### What is expected
The entries below should be output exactly as written.

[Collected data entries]
:::

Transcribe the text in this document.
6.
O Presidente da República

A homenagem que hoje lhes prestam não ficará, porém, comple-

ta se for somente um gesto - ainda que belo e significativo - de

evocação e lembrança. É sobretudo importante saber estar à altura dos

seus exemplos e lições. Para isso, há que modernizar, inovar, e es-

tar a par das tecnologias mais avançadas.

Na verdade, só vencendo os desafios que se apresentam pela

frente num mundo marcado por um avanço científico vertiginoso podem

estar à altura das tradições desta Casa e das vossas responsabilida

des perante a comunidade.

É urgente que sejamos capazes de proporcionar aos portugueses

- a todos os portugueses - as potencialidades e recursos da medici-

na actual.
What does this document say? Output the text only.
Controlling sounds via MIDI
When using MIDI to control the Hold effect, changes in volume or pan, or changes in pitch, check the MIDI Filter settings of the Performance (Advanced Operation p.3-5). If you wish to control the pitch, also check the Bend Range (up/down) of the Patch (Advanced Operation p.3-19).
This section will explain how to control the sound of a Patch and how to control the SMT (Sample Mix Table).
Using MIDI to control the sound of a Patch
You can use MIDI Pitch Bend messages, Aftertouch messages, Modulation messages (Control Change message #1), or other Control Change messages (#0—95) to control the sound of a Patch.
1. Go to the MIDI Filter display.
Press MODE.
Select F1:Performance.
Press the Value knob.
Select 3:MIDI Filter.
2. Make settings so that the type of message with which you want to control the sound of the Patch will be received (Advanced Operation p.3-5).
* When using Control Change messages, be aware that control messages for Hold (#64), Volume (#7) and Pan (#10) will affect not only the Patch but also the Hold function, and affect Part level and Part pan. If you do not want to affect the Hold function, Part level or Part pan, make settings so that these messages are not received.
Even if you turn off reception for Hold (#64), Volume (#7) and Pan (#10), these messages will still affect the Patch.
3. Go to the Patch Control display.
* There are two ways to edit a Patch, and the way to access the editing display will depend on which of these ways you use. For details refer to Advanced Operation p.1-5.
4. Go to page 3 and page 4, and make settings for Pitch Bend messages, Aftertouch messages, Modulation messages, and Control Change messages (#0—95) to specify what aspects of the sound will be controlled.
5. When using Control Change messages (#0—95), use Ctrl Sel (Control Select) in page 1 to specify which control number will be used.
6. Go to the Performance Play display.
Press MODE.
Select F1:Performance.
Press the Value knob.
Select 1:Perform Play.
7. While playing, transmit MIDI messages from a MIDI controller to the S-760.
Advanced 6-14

:::

### Solved problem
Transcribe the text in this document.
6.
O Presidente da República

A homenagem que hoje lhes prestam não ficará, porém, comple-

ta se for somente um gesto - ainda que belo e significativo - de

evocação e lembrança. É sobretudo importante saber estar à altura dos

seus exemplos e lições. Para isso, há que modernizar, inovar, e es-

tar a par das tecnologias mais avançadas.

Na verdade, só vencendo os desafios que se apresentam pela

frente num mundo marcado por um avanço científico vertiginoso podem

estar à altura das tradições desta Casa e das vossas responsabilida

des perante a comunidade.

É urgente que sejamos capazes de proporcionar aos portugueses

- a todos os portugueses - as potencialidades e recursos da medici-

na actual.
What does this document say? Output the text only.
Controlling sounds via MIDI
When using MIDI to control the Hold effect, changes in volume or pan, or changes in pitch, check the MIDI Filter settings of the Performance (Advanced Operation p.3-5). If you wish to control the pitch, also check the Bend Range (up/down) of the Patch (Advanced Operation p.3-19).
This section will explain how to control the sound of a Patch and how to control the SMT (Sample Mix Table).
Using MIDI to control the sound of a Patch
You can use MIDI Pitch Bend messages, Aftertouch messages, Modulation messages (Control Change message #1), or other Control Change messages (#0—95) to control the sound of a Patch.
1. Go to the MIDI Filter display.
Press MODE.
Select F1:Performance.
Press the Value knob.
Select 3:MIDI Filter.
2. Make settings so that the type of message with which you want to control the sound of the Patch will be received (Advanced Operation p.3-5).
* When using Control Change messages, be aware that control messages for Hold (#64), Volume (#7) and Pan (#10) will affect not only the Patch but also the Hold function, and affect Part level and Part pan. If you do not want to affect the Hold function, Part level or Part pan, make settings so that these messages are not received.
Even if you turn off reception for Hold (#64), Volume (#7) and Pan (#10), these messages will still affect the Patch.
3. Go to the Patch Control display.
* There are two ways to edit a Patch, and the way to access the editing display will depend on which of these ways you use. For details refer to Advanced Operation p.1-5.
4. Go to page 3 and page 4, and make settings for Pitch Bend messages, Aftertouch messages, Modulation messages, and Control Change messages (#0—95) to specify what aspects of the sound will be controlled.
5. When using Control Change messages (#0—95), use Ctrl Sel (Control Select) in page 1 to specify which control number will be used.
6. Go to the Performance Play display.
Press MODE.
Select F1:Performance.
Press the Value knob.
Select 1:Perform Play.
7. While playing, transmit MIDI messages from a MIDI controller to the S-760.
Advanced 6-14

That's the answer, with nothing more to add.